[Work required]
Repeat, line for line, the entries printed below.

Stored records

================

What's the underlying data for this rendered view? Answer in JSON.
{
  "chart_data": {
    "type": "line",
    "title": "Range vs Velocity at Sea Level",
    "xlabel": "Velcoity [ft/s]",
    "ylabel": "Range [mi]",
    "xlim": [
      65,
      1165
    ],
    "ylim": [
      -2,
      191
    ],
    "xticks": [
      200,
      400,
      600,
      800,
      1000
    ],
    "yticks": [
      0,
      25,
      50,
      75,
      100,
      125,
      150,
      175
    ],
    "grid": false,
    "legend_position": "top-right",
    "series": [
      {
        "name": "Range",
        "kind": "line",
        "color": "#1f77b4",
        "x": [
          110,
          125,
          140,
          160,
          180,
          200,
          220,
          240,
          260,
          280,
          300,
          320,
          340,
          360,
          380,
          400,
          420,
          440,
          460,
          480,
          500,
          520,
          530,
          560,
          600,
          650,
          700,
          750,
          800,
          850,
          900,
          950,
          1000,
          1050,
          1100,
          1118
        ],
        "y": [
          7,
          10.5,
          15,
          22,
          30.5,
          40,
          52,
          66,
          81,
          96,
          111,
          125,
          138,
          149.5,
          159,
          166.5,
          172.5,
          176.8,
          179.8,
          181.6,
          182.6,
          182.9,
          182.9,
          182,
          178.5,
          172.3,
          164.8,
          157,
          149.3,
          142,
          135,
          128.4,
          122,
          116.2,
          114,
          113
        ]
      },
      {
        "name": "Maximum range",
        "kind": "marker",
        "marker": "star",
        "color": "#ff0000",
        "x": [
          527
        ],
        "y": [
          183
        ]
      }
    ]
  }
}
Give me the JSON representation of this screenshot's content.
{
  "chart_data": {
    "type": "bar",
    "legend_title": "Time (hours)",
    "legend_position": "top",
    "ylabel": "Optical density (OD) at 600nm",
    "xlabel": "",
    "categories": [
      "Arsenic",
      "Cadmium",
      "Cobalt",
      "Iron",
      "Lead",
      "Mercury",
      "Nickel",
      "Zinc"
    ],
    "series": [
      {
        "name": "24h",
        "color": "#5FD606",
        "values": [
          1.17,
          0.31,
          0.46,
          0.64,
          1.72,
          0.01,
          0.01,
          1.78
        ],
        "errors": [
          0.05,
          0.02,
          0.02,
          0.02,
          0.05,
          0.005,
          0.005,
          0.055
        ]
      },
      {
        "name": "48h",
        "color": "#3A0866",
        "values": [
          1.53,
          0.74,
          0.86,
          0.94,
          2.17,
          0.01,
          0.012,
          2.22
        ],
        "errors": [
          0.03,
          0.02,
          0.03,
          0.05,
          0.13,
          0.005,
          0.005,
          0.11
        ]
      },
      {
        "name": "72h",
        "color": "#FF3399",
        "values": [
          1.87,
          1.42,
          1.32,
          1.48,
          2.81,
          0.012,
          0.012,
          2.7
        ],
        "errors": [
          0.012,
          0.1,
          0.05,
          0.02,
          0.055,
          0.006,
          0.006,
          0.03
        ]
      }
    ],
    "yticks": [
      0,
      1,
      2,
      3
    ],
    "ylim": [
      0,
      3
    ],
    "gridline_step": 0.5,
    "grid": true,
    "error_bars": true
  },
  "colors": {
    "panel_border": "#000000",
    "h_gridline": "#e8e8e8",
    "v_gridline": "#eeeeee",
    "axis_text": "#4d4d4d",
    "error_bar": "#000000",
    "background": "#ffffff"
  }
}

================

[Output for this exercise]
What's the underlying data for this rendered view? Answer in JSON.
{
  "chart_data": {
    "type": "line",
    "title": "Range vs Velocity at Sea Level",
    "xlabel": "Velcoity [ft/s]",
    "ylabel": "Range [mi]",
    "xlim": [
      65,
      1165
    ],
    "ylim": [
      -2,
      191
    ],
    "xticks": [
      200,
      400,
      600,
      800,
      1000
    ],
    "yticks": [
      0,
      25,
      50,
      75,
      100,
      125,
      150,
      175
    ],
    "grid": false,
    "legend_position": "top-right",
    "series": [
      {
        "name": "Range",
        "kind": "line",
        "color": "#1f77b4",
        "x": [
          110,
          125,
          140,
          160,
          180,
          200,
          220,
          240,
          260,
          280,
          300,
          320,
          340,
          360,
          380,
          400,
          420,
          440,
          460,
          480,
          500,
          520,
          530,
          560,
          600,
          650,
          700,
          750,
          800,
          850,
          900,
          950,
          1000,
          1050,
          1100,
          1118
        ],
        "y": [
          7,
          10.5,
          15,
          22,
          30.5,
          40,
          52,
          66,
          81,
          96,
          111,
          125,
          138,
          149.5,
          159,
          166.5,
          172.5,
          176.8,
          179.8,
          181.6,
          182.6,
          182.9,
          182.9,
          182,
          178.5,
          172.3,
          164.8,
          157,
          149.3,
          142,
          135,
          128.4,
          122,
          116.2,
          114,
          113
        ]
      },
      {
        "name": "Maximum range",
        "kind": "marker",
        "marker": "star",
        "color": "#ff0000",
        "x": [
          527
        ],
        "y": [
          183
        ]
      }
    ]
  }
}
Give me the JSON representation of this screenshot's content.
{
  "chart_data": {
    "type": "bar",
    "legend_title": "Time (hours)",
    "legend_position": "top",
    "ylabel": "Optical density (OD) at 600nm",
    "xlabel": "",
    "categories": [
      "Arsenic",
      "Cadmium",
      "Cobalt",
      "Iron",
      "Lead",
      "Mercury",
      "Nickel",
      "Zinc"
    ],
    "series": [
      {
        "name": "24h",
        "color": "#5FD606",
        "values": [
          1.17,
          0.31,
          0.46,
          0.64,
          1.72,
          0.01,
          0.01,
          1.78
        ],
        "errors": [
          0.05,
          0.02,
          0.02,
          0.02,
          0.05,
          0.005,
          0.005,
          0.055
        ]
      },
      {
        "name": "48h",
        "color": "#3A0866",
        "values": [
          1.53,
          0.74,
          0.86,
          0.94,
          2.17,
          0.01,
          0.012,
          2.22
        ],
        "errors": [
          0.03,
          0.02,
          0.03,
          0.05,
          0.13,
          0.005,
          0.005,
          0.11
        ]
      },
      {
        "name": "72h",
        "color": "#FF3399",
        "values": [
          1.87,
          1.42,
          1.32,
          1.48,
          2.81,
          0.012,
          0.012,
          2.7
        ],
        "errors": [
          0.012,
          0.1,
          0.05,
          0.02,
          0.055,
          0.006,
          0.006,
          0.03
        ]
      }
    ],
    "yticks": [
      0,
      1,
      2,
      3
    ],
    "ylim": [
      0,
      3
    ],
    "gridline_step": 0.5,
    "grid": true,
    "error_bars": true
  },
  "colors": {
    "panel_border": "#000000",
    "h_gridline": "#e8e8e8",
    "v_gridline": "#eeeeee",
    "axis_text": "#4d4d4d",
    "error_bar": "#000000",
    "background": "#ffffff"
  }
}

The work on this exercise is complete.